**Stated task**
Keep only the lines of the data below that contain "they", and copy them.

Collection entries:
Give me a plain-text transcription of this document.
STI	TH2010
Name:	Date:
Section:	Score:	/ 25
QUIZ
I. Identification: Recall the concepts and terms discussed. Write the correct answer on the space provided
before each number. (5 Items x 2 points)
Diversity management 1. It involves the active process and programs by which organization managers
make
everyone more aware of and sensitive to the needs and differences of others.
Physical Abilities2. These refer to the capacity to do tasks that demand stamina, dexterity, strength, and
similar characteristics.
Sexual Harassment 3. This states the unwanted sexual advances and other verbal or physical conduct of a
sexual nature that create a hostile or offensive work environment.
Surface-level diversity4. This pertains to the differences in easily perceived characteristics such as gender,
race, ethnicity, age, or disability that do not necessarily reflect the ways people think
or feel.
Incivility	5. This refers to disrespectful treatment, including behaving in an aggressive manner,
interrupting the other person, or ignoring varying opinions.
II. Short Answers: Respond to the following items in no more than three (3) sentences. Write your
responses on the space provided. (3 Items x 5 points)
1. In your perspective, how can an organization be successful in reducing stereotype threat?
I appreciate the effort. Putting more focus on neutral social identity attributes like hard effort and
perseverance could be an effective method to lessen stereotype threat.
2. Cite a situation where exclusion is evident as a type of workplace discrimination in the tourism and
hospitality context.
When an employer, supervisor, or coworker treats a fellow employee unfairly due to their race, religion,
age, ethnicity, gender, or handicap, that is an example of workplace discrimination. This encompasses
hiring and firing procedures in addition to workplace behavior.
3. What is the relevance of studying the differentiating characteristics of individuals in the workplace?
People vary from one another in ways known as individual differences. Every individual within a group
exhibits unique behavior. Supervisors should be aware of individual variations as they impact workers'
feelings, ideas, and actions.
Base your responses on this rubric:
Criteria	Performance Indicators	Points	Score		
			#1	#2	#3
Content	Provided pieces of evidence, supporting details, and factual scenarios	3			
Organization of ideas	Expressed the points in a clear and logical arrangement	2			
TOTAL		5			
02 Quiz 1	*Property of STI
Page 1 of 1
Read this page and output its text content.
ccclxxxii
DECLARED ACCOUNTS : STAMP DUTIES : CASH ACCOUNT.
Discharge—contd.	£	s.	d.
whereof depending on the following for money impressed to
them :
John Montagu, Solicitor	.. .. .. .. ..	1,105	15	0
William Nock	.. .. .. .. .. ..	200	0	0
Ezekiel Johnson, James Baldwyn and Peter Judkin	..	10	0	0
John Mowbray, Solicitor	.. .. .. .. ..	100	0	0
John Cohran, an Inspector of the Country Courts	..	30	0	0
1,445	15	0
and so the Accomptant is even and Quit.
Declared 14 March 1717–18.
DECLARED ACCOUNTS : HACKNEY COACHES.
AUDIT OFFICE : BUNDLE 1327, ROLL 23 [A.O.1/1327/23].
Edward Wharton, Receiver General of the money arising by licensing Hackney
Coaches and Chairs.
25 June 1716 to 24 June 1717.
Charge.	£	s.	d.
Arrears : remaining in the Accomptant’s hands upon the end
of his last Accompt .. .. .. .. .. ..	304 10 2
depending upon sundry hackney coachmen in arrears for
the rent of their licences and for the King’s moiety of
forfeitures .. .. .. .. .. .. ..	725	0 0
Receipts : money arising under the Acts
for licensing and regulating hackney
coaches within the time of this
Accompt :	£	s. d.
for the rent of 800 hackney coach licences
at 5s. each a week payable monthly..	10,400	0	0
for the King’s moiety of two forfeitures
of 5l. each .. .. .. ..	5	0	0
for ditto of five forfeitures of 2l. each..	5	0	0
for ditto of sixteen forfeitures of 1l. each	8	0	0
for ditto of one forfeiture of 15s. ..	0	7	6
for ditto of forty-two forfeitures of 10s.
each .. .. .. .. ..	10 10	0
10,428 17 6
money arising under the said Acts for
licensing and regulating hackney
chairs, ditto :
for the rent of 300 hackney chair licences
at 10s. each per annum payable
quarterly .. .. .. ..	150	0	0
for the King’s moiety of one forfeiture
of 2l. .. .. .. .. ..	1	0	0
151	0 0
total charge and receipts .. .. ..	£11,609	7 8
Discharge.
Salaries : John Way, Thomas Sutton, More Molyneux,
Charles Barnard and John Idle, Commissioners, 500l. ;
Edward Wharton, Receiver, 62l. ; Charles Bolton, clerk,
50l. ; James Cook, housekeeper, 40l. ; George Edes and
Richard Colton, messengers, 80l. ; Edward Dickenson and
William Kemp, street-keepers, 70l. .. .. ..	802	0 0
---
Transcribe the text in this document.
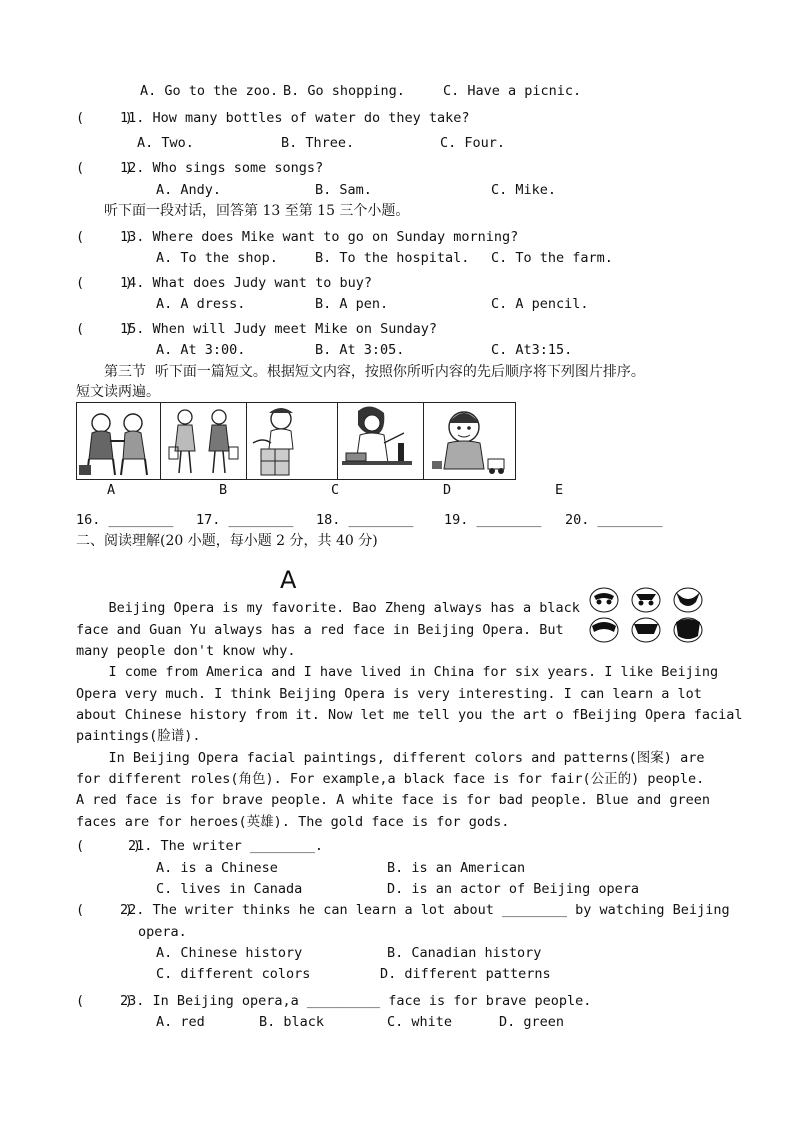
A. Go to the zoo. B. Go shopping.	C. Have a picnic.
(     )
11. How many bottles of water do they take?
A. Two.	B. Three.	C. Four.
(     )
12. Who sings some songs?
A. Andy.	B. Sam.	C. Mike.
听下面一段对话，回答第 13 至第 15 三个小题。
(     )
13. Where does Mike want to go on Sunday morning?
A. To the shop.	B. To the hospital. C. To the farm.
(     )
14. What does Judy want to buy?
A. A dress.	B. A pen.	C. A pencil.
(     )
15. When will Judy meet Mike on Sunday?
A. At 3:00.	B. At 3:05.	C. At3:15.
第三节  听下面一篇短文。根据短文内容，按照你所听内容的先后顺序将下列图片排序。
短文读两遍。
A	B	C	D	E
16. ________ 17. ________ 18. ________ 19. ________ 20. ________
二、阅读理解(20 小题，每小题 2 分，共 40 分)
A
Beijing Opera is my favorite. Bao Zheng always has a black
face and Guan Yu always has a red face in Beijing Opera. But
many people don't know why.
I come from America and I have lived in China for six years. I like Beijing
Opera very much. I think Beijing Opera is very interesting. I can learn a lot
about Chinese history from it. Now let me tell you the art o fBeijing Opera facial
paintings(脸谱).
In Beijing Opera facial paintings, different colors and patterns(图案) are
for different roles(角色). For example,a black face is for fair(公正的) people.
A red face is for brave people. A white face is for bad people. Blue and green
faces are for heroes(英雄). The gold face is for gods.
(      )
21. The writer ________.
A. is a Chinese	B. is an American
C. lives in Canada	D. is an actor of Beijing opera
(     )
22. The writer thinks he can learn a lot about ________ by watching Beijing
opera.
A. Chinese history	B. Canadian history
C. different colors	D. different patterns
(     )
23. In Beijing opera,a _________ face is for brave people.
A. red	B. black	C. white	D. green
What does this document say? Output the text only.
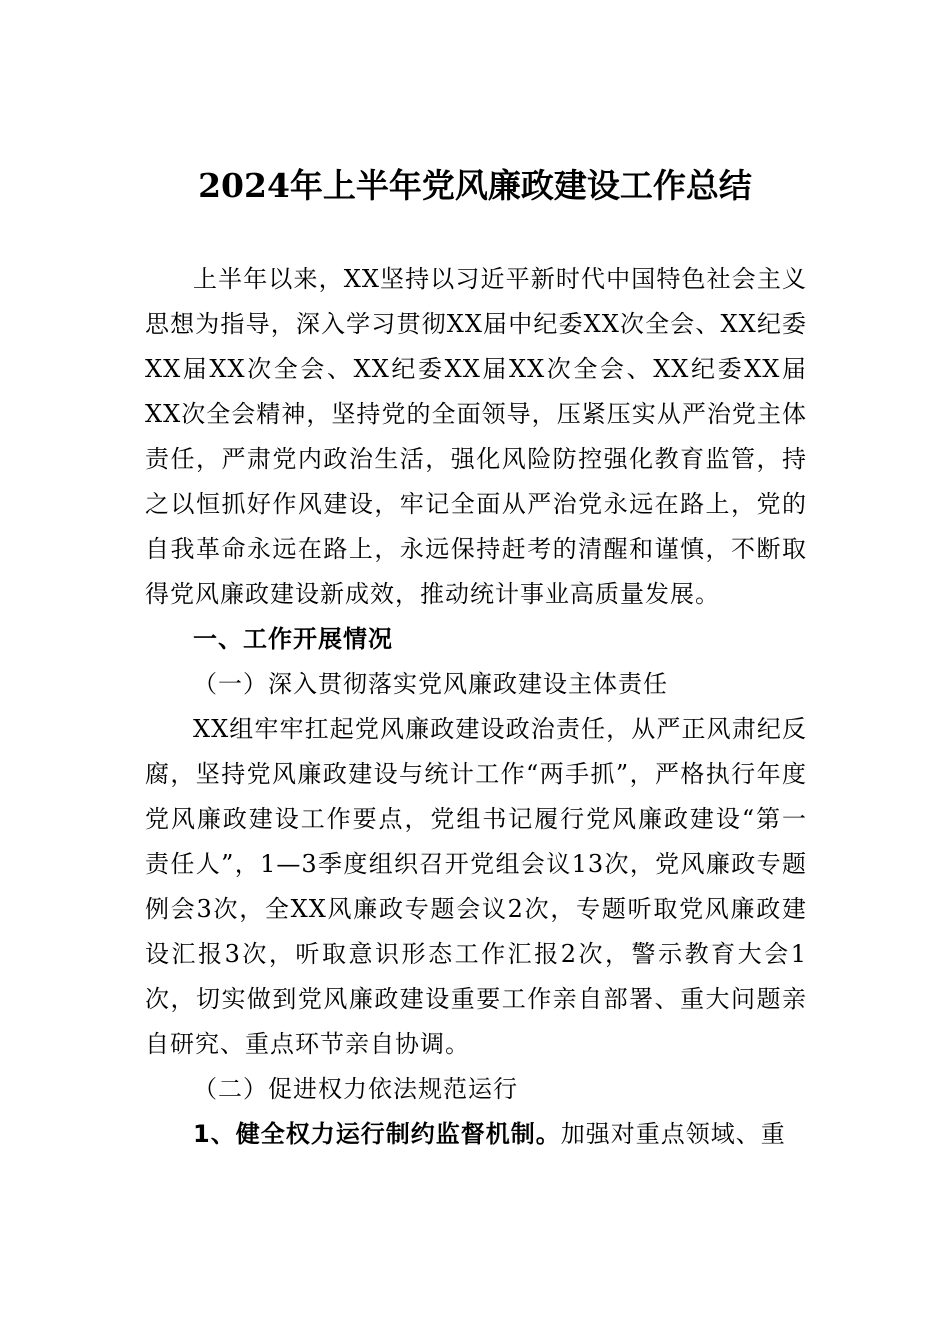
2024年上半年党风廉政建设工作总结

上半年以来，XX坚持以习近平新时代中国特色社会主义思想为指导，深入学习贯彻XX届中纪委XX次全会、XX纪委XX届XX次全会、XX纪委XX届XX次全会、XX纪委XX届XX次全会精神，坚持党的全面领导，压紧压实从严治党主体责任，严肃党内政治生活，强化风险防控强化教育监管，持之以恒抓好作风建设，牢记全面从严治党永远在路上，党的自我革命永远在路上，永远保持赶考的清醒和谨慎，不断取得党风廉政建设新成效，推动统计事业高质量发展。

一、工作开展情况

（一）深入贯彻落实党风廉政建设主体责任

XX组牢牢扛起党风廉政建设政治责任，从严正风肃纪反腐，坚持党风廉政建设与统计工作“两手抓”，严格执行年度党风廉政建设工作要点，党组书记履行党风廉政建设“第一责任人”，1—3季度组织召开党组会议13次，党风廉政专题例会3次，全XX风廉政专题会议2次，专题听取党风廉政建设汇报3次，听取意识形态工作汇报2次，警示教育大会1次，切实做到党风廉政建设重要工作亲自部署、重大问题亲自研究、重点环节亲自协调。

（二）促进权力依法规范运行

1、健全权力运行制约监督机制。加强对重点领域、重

**Solution to the exercise**
exhibits unique behavior. Supervisors should be aware of individual variations as they impact workers'
11. How many bottles of water do they take?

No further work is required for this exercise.